> **Your objective**
Skip all pictures, then print the remaining material exactly.

> **Data to process**
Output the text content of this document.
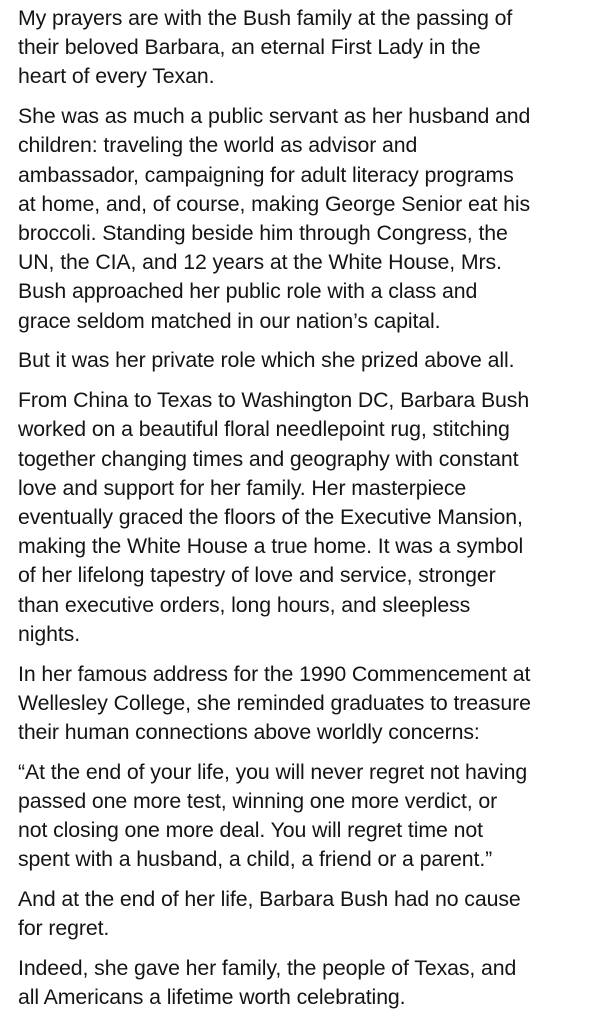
My prayers are with the Bush family at the passing of
their beloved Barbara, an eternal First Lady in the
heart of every Texan.

She was as much a public servant as her husband and
children: traveling the world as advisor and
ambassador, campaigning for adult literacy programs
at home, and, of course, making George Senior eat his
broccoli. Standing beside him through Congress, the
UN, the CIA, and 12 years at the White House, Mrs.
Bush approached her public role with a class and
grace seldom matched in our nation’s capital.

But it was her private role which she prized above all.

From China to Texas to Washington DC, Barbara Bush
worked on a beautiful floral needlepoint rug, stitching
together changing times and geography with constant
love and support for her family. Her masterpiece
eventually graced the floors of the Executive Mansion,
making the White House a true home. It was a symbol
of her lifelong tapestry of love and service, stronger
than executive orders, long hours, and sleepless
nights.

In her famous address for the 1990 Commencement at
Wellesley College, she reminded graduates to treasure
their human connections above worldly concerns:

“At the end of your life, you will never regret not having
passed one more test, winning one more verdict, or
not closing one more deal. You will regret time not
spent with a husband, a child, a friend or a parent.”

And at the end of her life, Barbara Bush had no cause
for regret.

Indeed, she gave her family, the people of Texas, and
all Americans a lifetime worth celebrating.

> **The output**
Output the text content of this document.
My prayers are with the Bush family at the passing of
their beloved Barbara, an eternal First Lady in the
heart of every Texan.

She was as much a public servant as her husband and
children: traveling the world as advisor and
ambassador, campaigning for adult literacy programs
at home, and, of course, making George Senior eat his
broccoli. Standing beside him through Congress, the
UN, the CIA, and 12 years at the White House, Mrs.
Bush approached her public role with a class and
grace seldom matched in our nation’s capital.

But it was her private role which she prized above all.

From China to Texas to Washington DC, Barbara Bush
worked on a beautiful floral needlepoint rug, stitching
together changing times and geography with constant
love and support for her family. Her masterpiece
eventually graced the floors of the Executive Mansion,
making the White House a true home. It was a symbol
of her lifelong tapestry of love and service, stronger
than executive orders, long hours, and sleepless
nights.

In her famous address for the 1990 Commencement at
Wellesley College, she reminded graduates to treasure
their human connections above worldly concerns:

“At the end of your life, you will never regret not having
passed one more test, winning one more verdict, or
not closing one more deal. You will regret time not
spent with a husband, a child, a friend or a parent.”

And at the end of her life, Barbara Bush had no cause
for regret.

Indeed, she gave her family, the people of Texas, and
all Americans a lifetime worth celebrating.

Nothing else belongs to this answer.